■ BRIEF ■
Restate the data word for word and leave the images out.

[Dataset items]
· · · · · · ·

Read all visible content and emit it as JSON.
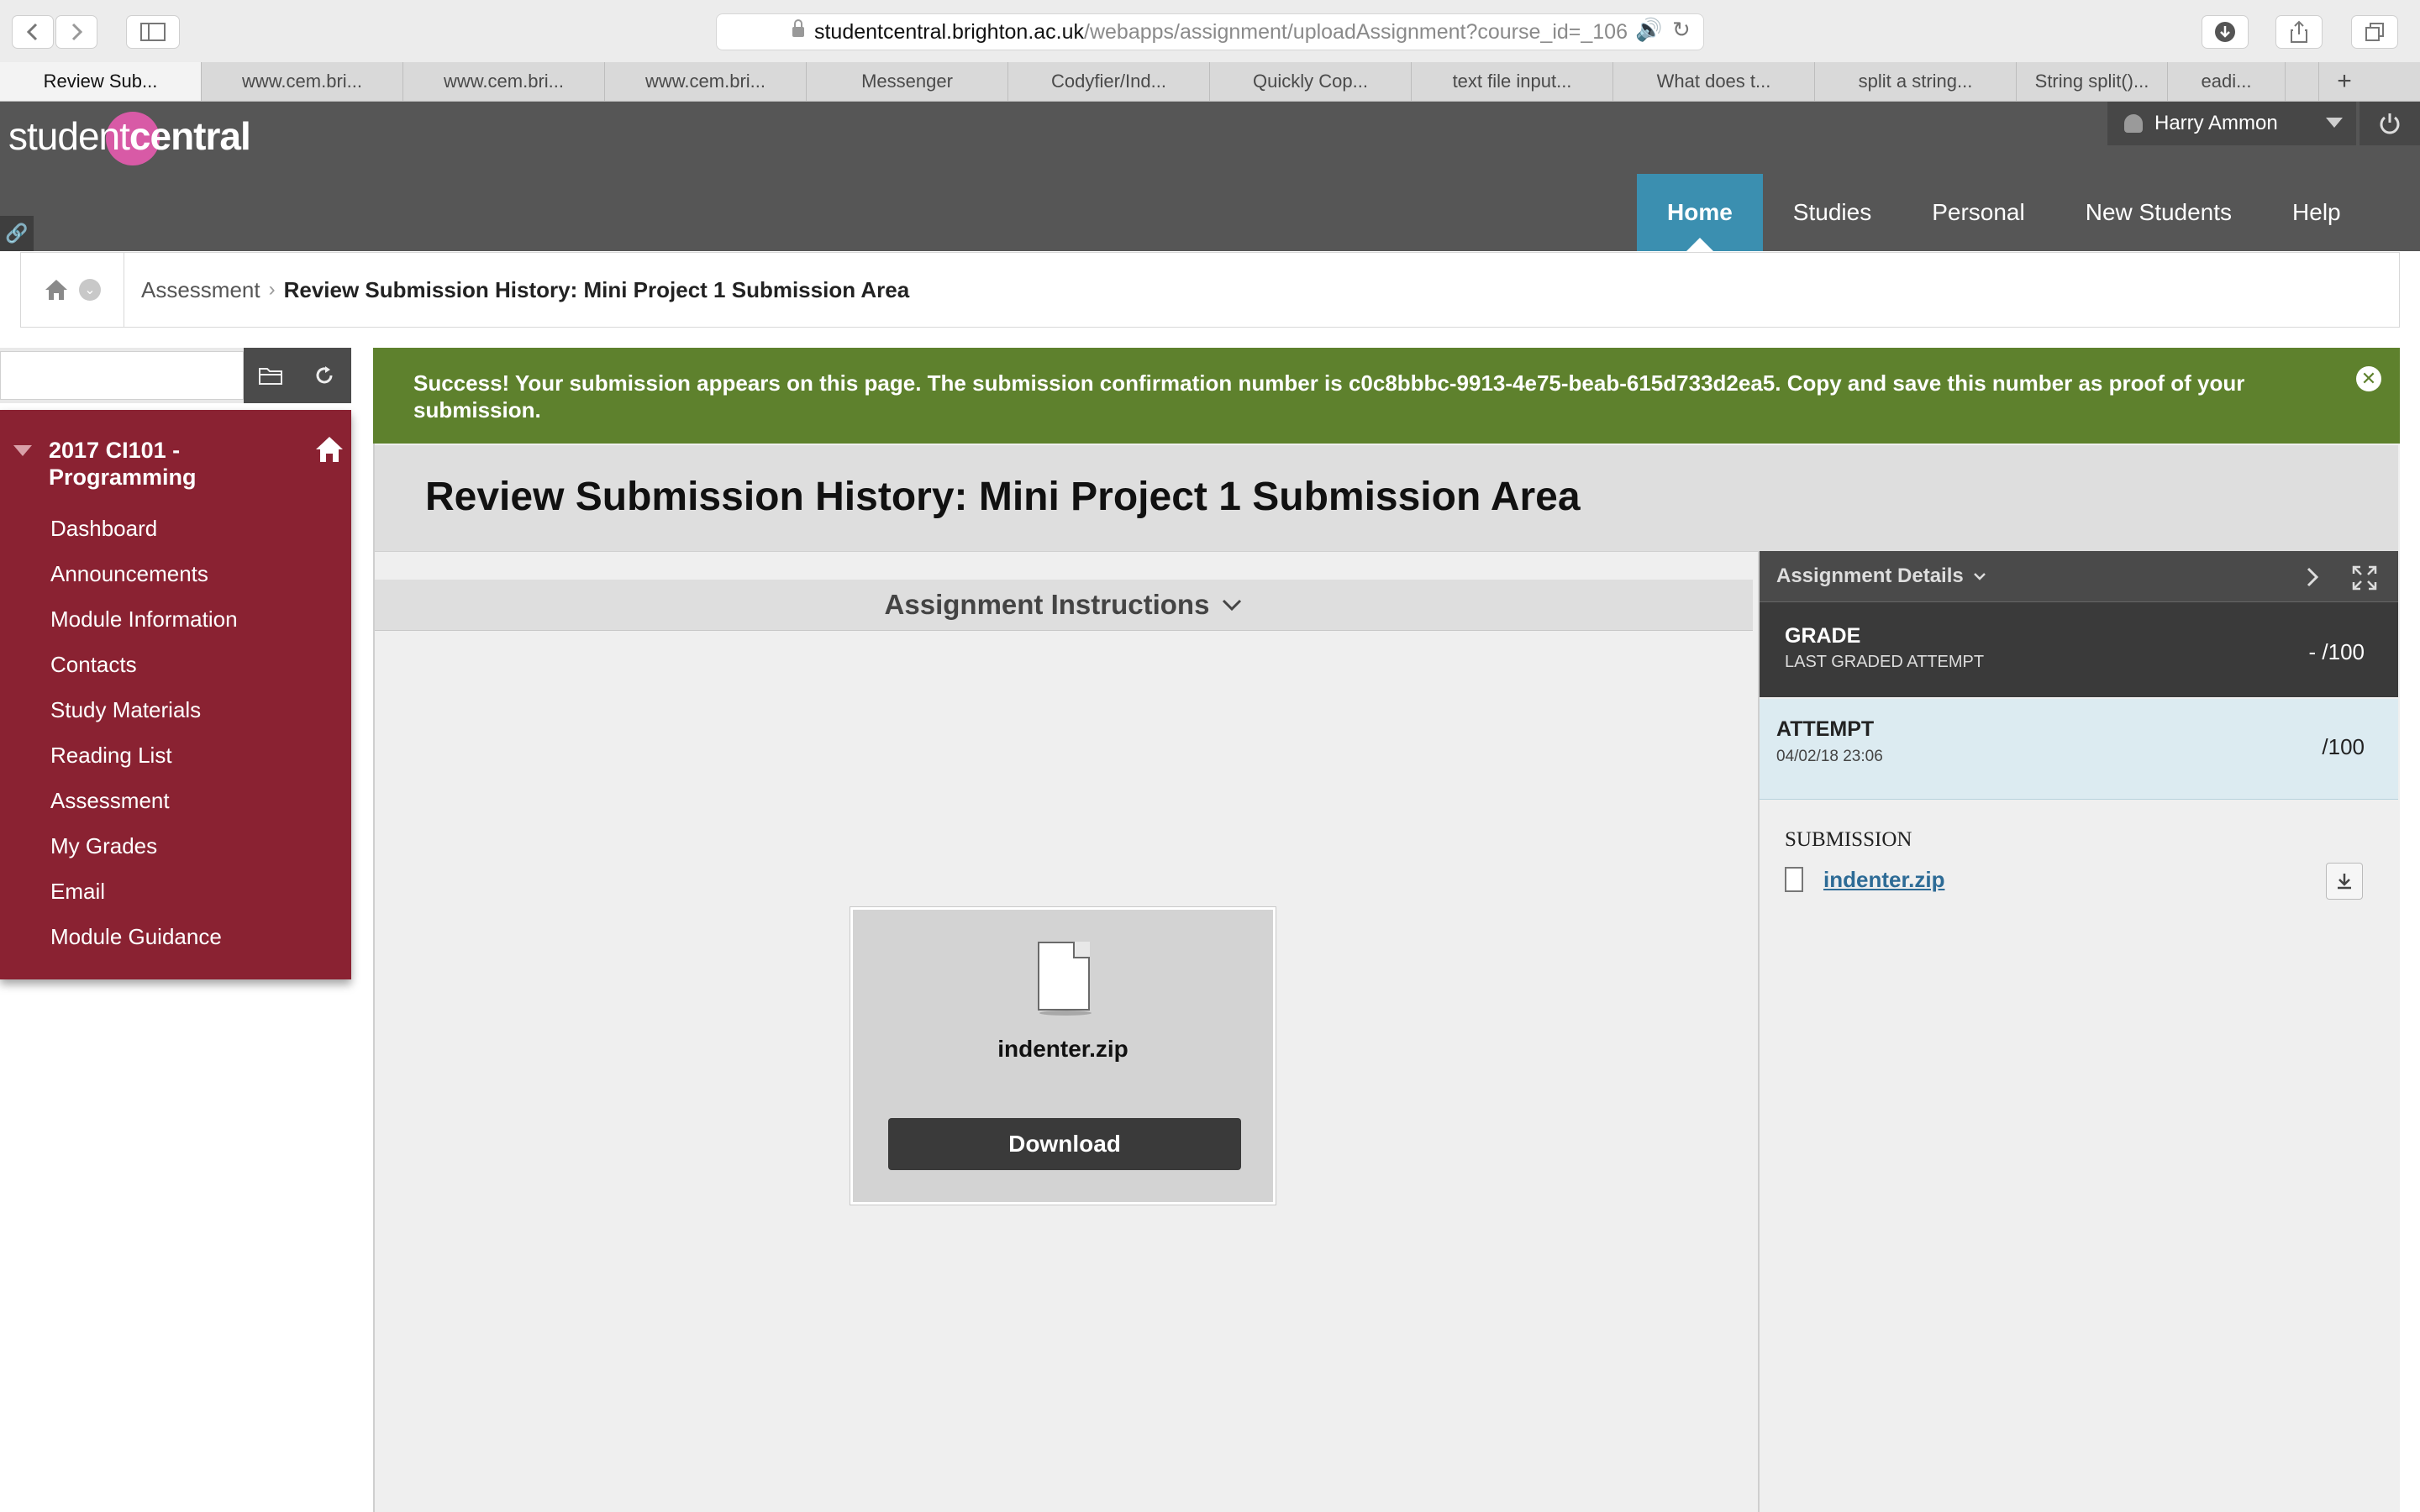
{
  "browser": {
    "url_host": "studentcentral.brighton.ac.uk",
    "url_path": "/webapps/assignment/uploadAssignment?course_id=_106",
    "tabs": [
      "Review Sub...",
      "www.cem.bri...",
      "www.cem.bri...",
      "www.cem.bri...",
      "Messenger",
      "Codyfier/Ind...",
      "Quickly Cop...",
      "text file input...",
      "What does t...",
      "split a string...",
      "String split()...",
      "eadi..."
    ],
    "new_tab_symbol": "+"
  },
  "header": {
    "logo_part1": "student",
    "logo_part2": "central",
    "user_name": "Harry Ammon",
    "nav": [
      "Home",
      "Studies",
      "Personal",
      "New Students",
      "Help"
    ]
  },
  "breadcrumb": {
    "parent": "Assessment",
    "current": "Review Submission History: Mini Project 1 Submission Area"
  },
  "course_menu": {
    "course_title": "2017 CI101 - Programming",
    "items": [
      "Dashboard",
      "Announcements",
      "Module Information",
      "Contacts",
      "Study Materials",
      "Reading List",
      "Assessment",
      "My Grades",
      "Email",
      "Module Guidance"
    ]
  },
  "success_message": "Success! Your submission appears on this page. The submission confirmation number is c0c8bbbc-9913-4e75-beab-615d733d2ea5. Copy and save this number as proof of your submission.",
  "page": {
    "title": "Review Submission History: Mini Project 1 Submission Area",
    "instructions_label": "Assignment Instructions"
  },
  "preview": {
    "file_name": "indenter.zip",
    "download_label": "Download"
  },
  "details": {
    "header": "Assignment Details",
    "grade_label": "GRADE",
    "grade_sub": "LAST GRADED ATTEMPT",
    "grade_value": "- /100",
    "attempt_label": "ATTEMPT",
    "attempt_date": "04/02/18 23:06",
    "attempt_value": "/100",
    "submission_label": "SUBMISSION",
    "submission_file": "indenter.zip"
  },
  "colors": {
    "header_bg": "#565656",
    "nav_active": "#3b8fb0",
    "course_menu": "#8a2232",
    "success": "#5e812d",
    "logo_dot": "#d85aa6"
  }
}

· · · · · · ·

■ RESPONSE TO THE TASK ■
Read all visible content and emit it as JSON.
{
  "browser": {
    "url_host": "studentcentral.brighton.ac.uk",
    "url_path": "/webapps/assignment/uploadAssignment?course_id=_106",
    "tabs": [
      "Review Sub...",
      "www.cem.bri...",
      "www.cem.bri...",
      "www.cem.bri...",
      "Messenger",
      "Codyfier/Ind...",
      "Quickly Cop...",
      "text file input...",
      "What does t...",
      "split a string...",
      "String split()...",
      "eadi..."
    ],
    "new_tab_symbol": "+"
  },
  "header": {
    "logo_part1": "student",
    "logo_part2": "central",
    "user_name": "Harry Ammon",
    "nav": [
      "Home",
      "Studies",
      "Personal",
      "New Students",
      "Help"
    ]
  },
  "breadcrumb": {
    "parent": "Assessment",
    "current": "Review Submission History: Mini Project 1 Submission Area"
  },
  "course_menu": {
    "course_title": "2017 CI101 - Programming",
    "items": [
      "Dashboard",
      "Announcements",
      "Module Information",
      "Contacts",
      "Study Materials",
      "Reading List",
      "Assessment",
      "My Grades",
      "Email",
      "Module Guidance"
    ]
  },
  "success_message": "Success! Your submission appears on this page. The submission confirmation number is c0c8bbbc-9913-4e75-beab-615d733d2ea5. Copy and save this number as proof of your submission.",
  "page": {
    "title": "Review Submission History: Mini Project 1 Submission Area",
    "instructions_label": "Assignment Instructions"
  },
  "preview": {
    "file_name": "indenter.zip",
    "download_label": "Download"
  },
  "details": {
    "header": "Assignment Details",
    "grade_label": "GRADE",
    "grade_sub": "LAST GRADED ATTEMPT",
    "grade_value": "- /100",
    "attempt_label": "ATTEMPT",
    "attempt_date": "04/02/18 23:06",
    "attempt_value": "/100",
    "submission_label": "SUBMISSION",
    "submission_file": "indenter.zip"
  },
  "colors": {
    "header_bg": "#565656",
    "nav_active": "#3b8fb0",
    "course_menu": "#8a2232",
    "success": "#5e812d",
    "logo_dot": "#d85aa6"
  }
}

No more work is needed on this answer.